Collected data
:::

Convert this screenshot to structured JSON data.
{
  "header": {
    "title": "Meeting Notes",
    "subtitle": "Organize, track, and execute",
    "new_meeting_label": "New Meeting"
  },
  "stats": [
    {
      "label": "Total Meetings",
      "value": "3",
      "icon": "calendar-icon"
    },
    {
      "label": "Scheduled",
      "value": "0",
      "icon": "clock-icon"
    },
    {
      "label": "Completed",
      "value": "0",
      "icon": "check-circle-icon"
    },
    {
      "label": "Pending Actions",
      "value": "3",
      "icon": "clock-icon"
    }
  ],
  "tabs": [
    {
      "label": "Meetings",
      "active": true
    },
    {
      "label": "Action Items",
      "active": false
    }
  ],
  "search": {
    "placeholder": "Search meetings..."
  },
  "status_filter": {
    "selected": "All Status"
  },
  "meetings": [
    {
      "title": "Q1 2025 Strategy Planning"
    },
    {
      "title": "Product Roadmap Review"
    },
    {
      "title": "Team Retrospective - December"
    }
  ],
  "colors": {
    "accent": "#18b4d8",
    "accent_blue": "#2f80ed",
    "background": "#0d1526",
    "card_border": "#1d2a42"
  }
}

:::

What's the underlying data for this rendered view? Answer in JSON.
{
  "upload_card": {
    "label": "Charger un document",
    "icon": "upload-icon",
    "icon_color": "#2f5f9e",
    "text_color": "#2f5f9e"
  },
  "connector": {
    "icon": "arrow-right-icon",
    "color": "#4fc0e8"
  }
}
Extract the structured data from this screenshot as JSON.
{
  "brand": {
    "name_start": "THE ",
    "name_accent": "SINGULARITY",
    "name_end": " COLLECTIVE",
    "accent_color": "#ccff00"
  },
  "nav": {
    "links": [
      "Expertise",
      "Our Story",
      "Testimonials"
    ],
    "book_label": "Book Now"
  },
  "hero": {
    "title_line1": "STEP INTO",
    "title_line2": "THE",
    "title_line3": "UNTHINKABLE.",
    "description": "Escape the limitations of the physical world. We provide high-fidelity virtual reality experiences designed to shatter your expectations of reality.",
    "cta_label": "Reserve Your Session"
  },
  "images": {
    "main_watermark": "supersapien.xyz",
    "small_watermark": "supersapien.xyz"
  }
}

:::

* [What you will do]: Determine how many lines contain the word "supersapien" and reply with that number alone.

* [Answer to this task]: 2